(Structured figure records)
---------------

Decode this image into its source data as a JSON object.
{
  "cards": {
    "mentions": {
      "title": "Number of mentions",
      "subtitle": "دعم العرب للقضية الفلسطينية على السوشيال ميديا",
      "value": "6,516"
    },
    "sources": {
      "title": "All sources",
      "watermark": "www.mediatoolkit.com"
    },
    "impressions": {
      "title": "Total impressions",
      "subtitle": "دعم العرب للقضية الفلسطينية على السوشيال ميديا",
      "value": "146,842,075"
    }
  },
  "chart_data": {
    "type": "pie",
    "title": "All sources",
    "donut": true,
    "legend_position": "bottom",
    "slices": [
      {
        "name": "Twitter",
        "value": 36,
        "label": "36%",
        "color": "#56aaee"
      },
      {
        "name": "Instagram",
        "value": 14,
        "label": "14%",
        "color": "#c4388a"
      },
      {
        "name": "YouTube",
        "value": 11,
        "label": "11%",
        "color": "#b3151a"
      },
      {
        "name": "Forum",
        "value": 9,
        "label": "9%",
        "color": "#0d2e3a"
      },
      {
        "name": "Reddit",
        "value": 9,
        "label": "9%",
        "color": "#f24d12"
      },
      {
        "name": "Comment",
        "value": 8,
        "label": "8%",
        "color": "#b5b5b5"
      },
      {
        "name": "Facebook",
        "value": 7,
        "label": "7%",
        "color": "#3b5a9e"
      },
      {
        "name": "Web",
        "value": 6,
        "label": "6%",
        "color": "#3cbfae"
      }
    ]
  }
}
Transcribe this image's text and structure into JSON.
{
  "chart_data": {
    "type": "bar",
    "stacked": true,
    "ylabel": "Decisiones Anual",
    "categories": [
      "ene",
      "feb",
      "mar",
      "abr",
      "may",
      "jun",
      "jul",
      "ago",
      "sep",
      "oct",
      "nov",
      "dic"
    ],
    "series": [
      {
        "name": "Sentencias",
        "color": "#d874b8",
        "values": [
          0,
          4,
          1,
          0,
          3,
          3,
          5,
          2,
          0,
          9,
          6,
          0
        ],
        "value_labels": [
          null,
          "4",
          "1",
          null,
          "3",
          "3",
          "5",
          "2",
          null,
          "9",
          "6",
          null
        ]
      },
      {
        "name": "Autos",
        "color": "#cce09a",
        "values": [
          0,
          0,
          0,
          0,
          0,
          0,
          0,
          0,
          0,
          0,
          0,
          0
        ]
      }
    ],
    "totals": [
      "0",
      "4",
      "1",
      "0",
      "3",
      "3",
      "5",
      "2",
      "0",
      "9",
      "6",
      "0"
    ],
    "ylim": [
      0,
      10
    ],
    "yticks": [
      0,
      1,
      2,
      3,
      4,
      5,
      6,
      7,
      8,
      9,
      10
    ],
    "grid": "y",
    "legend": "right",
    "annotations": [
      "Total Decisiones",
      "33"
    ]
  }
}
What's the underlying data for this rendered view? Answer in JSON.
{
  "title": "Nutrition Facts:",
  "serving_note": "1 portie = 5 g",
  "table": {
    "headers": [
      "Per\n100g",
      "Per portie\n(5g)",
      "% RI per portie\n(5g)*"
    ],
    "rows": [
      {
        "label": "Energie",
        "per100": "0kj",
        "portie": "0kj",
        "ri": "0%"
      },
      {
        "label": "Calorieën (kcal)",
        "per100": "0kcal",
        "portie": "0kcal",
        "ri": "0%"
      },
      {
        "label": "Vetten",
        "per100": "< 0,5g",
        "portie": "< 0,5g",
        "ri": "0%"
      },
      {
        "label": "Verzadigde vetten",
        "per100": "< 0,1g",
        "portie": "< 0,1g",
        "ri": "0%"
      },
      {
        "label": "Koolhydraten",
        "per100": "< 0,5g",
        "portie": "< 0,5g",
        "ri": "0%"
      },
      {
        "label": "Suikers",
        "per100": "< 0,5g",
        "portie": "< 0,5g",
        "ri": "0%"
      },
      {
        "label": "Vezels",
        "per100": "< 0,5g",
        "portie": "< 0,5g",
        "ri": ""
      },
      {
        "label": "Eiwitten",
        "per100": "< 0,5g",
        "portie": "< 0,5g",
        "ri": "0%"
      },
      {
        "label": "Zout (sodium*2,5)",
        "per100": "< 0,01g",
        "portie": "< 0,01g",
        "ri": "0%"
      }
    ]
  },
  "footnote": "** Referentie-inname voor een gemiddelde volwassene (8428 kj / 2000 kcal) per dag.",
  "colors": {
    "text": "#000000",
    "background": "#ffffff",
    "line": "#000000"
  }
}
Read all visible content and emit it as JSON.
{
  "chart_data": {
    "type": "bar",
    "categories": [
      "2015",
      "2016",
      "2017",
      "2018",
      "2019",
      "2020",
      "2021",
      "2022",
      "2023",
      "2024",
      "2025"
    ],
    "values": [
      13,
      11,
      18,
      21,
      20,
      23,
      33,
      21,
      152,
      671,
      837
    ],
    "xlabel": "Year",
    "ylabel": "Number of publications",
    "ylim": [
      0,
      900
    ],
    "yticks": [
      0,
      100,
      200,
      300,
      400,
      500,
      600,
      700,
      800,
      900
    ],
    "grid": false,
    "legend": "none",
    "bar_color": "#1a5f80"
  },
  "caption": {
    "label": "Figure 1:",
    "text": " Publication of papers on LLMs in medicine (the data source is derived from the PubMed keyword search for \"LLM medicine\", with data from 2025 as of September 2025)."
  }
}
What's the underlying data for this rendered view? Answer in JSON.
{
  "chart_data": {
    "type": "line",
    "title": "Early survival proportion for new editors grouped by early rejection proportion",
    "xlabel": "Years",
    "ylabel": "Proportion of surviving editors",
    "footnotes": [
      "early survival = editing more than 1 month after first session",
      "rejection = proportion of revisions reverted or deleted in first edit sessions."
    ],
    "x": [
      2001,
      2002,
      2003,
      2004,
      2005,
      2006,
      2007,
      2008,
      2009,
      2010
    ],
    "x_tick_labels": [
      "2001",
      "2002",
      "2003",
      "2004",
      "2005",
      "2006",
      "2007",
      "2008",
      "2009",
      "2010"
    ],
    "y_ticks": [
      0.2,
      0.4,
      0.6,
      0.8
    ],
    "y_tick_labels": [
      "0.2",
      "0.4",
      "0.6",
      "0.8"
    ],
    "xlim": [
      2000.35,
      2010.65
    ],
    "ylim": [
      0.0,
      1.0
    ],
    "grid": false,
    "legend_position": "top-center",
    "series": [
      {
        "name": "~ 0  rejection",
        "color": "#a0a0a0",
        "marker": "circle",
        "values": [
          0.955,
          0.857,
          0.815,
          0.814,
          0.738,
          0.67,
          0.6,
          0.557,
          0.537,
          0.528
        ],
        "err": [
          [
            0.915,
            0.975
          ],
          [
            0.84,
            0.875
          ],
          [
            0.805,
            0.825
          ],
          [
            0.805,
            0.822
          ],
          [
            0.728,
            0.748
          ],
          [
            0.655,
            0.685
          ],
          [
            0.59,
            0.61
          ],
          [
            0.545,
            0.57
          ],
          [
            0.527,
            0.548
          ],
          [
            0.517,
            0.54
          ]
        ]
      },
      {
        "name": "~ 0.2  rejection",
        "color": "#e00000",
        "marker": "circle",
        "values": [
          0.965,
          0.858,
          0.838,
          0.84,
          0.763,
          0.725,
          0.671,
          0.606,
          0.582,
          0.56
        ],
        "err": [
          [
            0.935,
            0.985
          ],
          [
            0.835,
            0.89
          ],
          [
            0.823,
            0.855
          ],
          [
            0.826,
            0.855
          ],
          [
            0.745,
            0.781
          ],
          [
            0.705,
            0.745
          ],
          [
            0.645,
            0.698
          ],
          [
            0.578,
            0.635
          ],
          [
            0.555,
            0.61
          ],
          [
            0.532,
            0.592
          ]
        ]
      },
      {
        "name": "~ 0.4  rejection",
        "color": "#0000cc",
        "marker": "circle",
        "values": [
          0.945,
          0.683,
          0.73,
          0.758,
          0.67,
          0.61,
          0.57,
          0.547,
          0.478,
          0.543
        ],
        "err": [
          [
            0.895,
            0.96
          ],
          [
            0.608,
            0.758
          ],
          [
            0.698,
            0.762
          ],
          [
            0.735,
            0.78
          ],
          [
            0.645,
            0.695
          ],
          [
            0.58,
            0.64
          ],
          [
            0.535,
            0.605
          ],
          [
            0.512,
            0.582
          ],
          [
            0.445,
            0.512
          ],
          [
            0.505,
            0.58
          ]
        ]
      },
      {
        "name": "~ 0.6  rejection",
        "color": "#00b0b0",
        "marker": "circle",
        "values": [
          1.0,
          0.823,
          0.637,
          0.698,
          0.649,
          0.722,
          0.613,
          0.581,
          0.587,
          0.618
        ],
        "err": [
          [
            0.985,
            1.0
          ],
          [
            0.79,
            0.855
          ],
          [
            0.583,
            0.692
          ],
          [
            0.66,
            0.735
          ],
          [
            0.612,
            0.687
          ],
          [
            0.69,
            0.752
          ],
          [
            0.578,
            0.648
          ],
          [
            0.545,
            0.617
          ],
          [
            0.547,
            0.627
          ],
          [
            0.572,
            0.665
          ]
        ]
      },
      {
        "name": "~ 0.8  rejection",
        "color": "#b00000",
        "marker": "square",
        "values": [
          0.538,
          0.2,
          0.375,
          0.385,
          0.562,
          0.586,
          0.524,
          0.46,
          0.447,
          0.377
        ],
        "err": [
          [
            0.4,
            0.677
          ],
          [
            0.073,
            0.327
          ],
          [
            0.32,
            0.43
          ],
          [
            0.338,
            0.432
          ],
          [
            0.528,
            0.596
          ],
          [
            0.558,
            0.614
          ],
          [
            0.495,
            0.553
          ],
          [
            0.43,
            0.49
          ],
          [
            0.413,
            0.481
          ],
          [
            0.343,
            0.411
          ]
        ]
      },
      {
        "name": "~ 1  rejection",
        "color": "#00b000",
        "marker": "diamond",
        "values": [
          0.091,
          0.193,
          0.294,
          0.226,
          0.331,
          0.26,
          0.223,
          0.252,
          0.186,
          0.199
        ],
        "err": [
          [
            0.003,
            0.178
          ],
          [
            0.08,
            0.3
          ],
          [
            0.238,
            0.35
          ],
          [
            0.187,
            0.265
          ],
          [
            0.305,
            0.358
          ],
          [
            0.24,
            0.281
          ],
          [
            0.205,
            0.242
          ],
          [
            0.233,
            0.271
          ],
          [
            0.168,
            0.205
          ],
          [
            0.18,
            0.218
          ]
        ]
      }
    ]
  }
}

---------------

*What is required:*
Using the material above, report each line where "impressions" occurs.

*Expected answer:*
    "impressions": {
      "title": "Total impressions",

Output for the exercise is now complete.